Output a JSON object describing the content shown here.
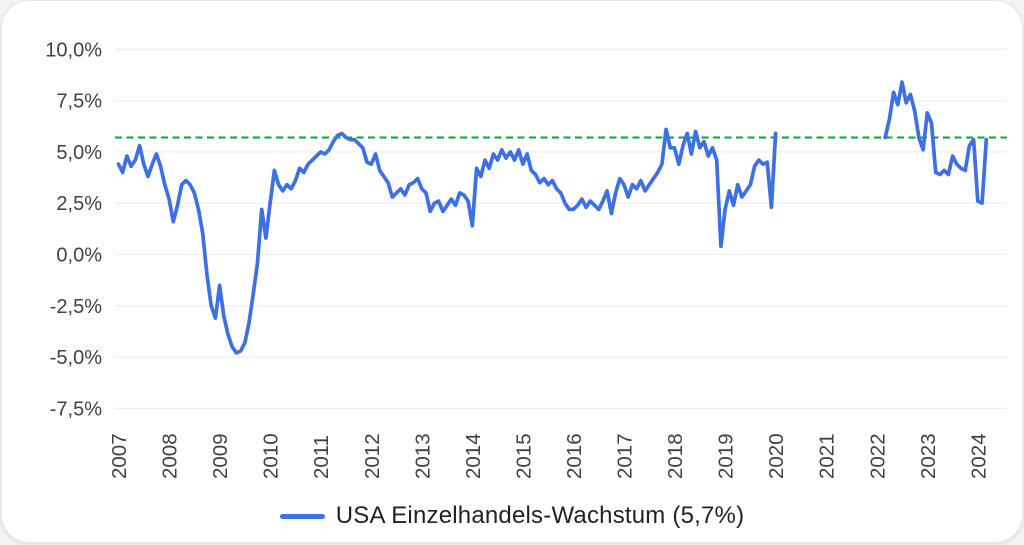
{
  "chart_data": {
    "type": "line",
    "title": "",
    "grid": "horizontal",
    "y_axis": {
      "tick_labels": [
        "10,0%",
        "7,5%",
        "5,0%",
        "2,5%",
        "0,0%",
        "-2,5%",
        "-5,0%",
        "-7,5%"
      ],
      "tick_values": [
        10,
        7.5,
        5,
        2.5,
        0,
        -2.5,
        -5,
        -7.5
      ],
      "range": [
        -7.5,
        10
      ]
    },
    "x_axis": {
      "tick_labels": [
        "2007",
        "2008",
        "2009",
        "2010",
        "2011",
        "2012",
        "2013",
        "2014",
        "2015",
        "2016",
        "2017",
        "2018",
        "2019",
        "2020",
        "2021",
        "2022",
        "2023",
        "2024"
      ],
      "unit": "year",
      "label_rotation_deg": -90
    },
    "reference_line": {
      "value": 5.7,
      "label": "5,7%",
      "style": "dashed",
      "color": "#00a63f"
    },
    "series": [
      {
        "name": "USA Einzelhandels-Wachstum (5,7%)",
        "color": "#3c70e4",
        "frequency": "monthly",
        "start_month": "2007-01",
        "note_gap": "no data Feb 2020 - Feb 2022",
        "values": [
          4.4,
          4.0,
          4.8,
          4.3,
          4.6,
          5.3,
          4.4,
          3.8,
          4.4,
          4.9,
          4.3,
          3.4,
          2.7,
          1.6,
          2.4,
          3.4,
          3.6,
          3.4,
          3.0,
          2.2,
          1.0,
          -1.0,
          -2.5,
          -3.1,
          -1.5,
          -3.0,
          -3.9,
          -4.5,
          -4.8,
          -4.7,
          -4.3,
          -3.3,
          -1.9,
          -0.4,
          2.2,
          0.8,
          2.5,
          4.1,
          3.4,
          3.1,
          3.4,
          3.2,
          3.6,
          4.2,
          4.0,
          4.4,
          4.6,
          4.8,
          5.0,
          4.9,
          5.1,
          5.5,
          5.8,
          5.9,
          5.7,
          5.6,
          5.6,
          5.4,
          5.2,
          4.5,
          4.4,
          4.9,
          4.1,
          3.8,
          3.5,
          2.8,
          3.0,
          3.2,
          2.9,
          3.4,
          3.5,
          3.7,
          3.2,
          3.0,
          2.1,
          2.5,
          2.6,
          2.1,
          2.4,
          2.7,
          2.4,
          3.0,
          2.9,
          2.6,
          1.4,
          4.2,
          3.8,
          4.6,
          4.2,
          4.9,
          4.6,
          5.1,
          4.7,
          5.0,
          4.6,
          5.1,
          4.4,
          4.9,
          4.1,
          3.9,
          3.5,
          3.7,
          3.4,
          3.6,
          3.2,
          3.0,
          2.5,
          2.2,
          2.2,
          2.4,
          2.7,
          2.3,
          2.6,
          2.4,
          2.2,
          2.6,
          3.1,
          2.0,
          3.0,
          3.7,
          3.4,
          2.8,
          3.4,
          3.2,
          3.6,
          3.1,
          3.4,
          3.7,
          4.0,
          4.4,
          6.1,
          5.2,
          5.2,
          4.4,
          5.3,
          5.9,
          4.9,
          6.0,
          5.2,
          5.5,
          4.8,
          5.2,
          4.6,
          0.4,
          2.2,
          3.1,
          2.4,
          3.4,
          2.8,
          3.1,
          3.4,
          4.3,
          4.6,
          4.4,
          4.5,
          2.3,
          5.9,
          null,
          null,
          null,
          null,
          null,
          null,
          null,
          null,
          null,
          null,
          null,
          null,
          null,
          null,
          null,
          null,
          null,
          null,
          null,
          null,
          null,
          null,
          null,
          null,
          null,
          5.7,
          6.6,
          7.9,
          7.3,
          8.4,
          7.4,
          7.8,
          7.0,
          5.7,
          5.1,
          6.9,
          6.4,
          4.0,
          3.9,
          4.1,
          3.9,
          4.8,
          4.4,
          4.2,
          4.1,
          5.3,
          5.6,
          2.6,
          2.5,
          5.6
        ]
      }
    ],
    "legend": {
      "position": "bottom",
      "items": [
        {
          "label": "USA Einzelhandels-Wachstum (5,7%)",
          "color": "#3c70e4"
        }
      ]
    }
  },
  "colors": {
    "grid": "#efefef",
    "axis_text": "#3f4245",
    "legend_text": "#1f2126",
    "card_bg": "#ffffff",
    "line": "#3c70e4",
    "reference": "#00a63f"
  }
}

————————

Copy the entries above faithfully and omit every image.

Output a JSON object describing the content shown here.
{
  "chart_data": {
    "type": "line",
    "title": "",
    "grid": "horizontal",
    "y_axis": {
      "tick_labels": [
        "10,0%",
        "7,5%",
        "5,0%",
        "2,5%",
        "0,0%",
        "-2,5%",
        "-5,0%",
        "-7,5%"
      ],
      "tick_values": [
        10,
        7.5,
        5,
        2.5,
        0,
        -2.5,
        -5,
        -7.5
      ],
      "range": [
        -7.5,
        10
      ]
    },
    "x_axis": {
      "tick_labels": [
        "2007",
        "2008",
        "2009",
        "2010",
        "2011",
        "2012",
        "2013",
        "2014",
        "2015",
        "2016",
        "2017",
        "2018",
        "2019",
        "2020",
        "2021",
        "2022",
        "2023",
        "2024"
      ],
      "unit": "year",
      "label_rotation_deg": -90
    },
    "reference_line": {
      "value": 5.7,
      "label": "5,7%",
      "style": "dashed",
      "color": "#00a63f"
    },
    "series": [
      {
        "name": "USA Einzelhandels-Wachstum (5,7%)",
        "color": "#3c70e4",
        "frequency": "monthly",
        "start_month": "2007-01",
        "note_gap": "no data Feb 2020 - Feb 2022",
        "values": [
          4.4,
          4.0,
          4.8,
          4.3,
          4.6,
          5.3,
          4.4,
          3.8,
          4.4,
          4.9,
          4.3,
          3.4,
          2.7,
          1.6,
          2.4,
          3.4,
          3.6,
          3.4,
          3.0,
          2.2,
          1.0,
          -1.0,
          -2.5,
          -3.1,
          -1.5,
          -3.0,
          -3.9,
          -4.5,
          -4.8,
          -4.7,
          -4.3,
          -3.3,
          -1.9,
          -0.4,
          2.2,
          0.8,
          2.5,
          4.1,
          3.4,
          3.1,
          3.4,
          3.2,
          3.6,
          4.2,
          4.0,
          4.4,
          4.6,
          4.8,
          5.0,
          4.9,
          5.1,
          5.5,
          5.8,
          5.9,
          5.7,
          5.6,
          5.6,
          5.4,
          5.2,
          4.5,
          4.4,
          4.9,
          4.1,
          3.8,
          3.5,
          2.8,
          3.0,
          3.2,
          2.9,
          3.4,
          3.5,
          3.7,
          3.2,
          3.0,
          2.1,
          2.5,
          2.6,
          2.1,
          2.4,
          2.7,
          2.4,
          3.0,
          2.9,
          2.6,
          1.4,
          4.2,
          3.8,
          4.6,
          4.2,
          4.9,
          4.6,
          5.1,
          4.7,
          5.0,
          4.6,
          5.1,
          4.4,
          4.9,
          4.1,
          3.9,
          3.5,
          3.7,
          3.4,
          3.6,
          3.2,
          3.0,
          2.5,
          2.2,
          2.2,
          2.4,
          2.7,
          2.3,
          2.6,
          2.4,
          2.2,
          2.6,
          3.1,
          2.0,
          3.0,
          3.7,
          3.4,
          2.8,
          3.4,
          3.2,
          3.6,
          3.1,
          3.4,
          3.7,
          4.0,
          4.4,
          6.1,
          5.2,
          5.2,
          4.4,
          5.3,
          5.9,
          4.9,
          6.0,
          5.2,
          5.5,
          4.8,
          5.2,
          4.6,
          0.4,
          2.2,
          3.1,
          2.4,
          3.4,
          2.8,
          3.1,
          3.4,
          4.3,
          4.6,
          4.4,
          4.5,
          2.3,
          5.9,
          null,
          null,
          null,
          null,
          null,
          null,
          null,
          null,
          null,
          null,
          null,
          null,
          null,
          null,
          null,
          null,
          null,
          null,
          null,
          null,
          null,
          null,
          null,
          null,
          null,
          5.7,
          6.6,
          7.9,
          7.3,
          8.4,
          7.4,
          7.8,
          7.0,
          5.7,
          5.1,
          6.9,
          6.4,
          4.0,
          3.9,
          4.1,
          3.9,
          4.8,
          4.4,
          4.2,
          4.1,
          5.3,
          5.6,
          2.6,
          2.5,
          5.6
        ]
      }
    ],
    "legend": {
      "position": "bottom",
      "items": [
        {
          "label": "USA Einzelhandels-Wachstum (5,7%)",
          "color": "#3c70e4"
        }
      ]
    }
  },
  "colors": {
    "grid": "#efefef",
    "axis_text": "#3f4245",
    "legend_text": "#1f2126",
    "card_bg": "#ffffff",
    "line": "#3c70e4",
    "reference": "#00a63f"
  }
}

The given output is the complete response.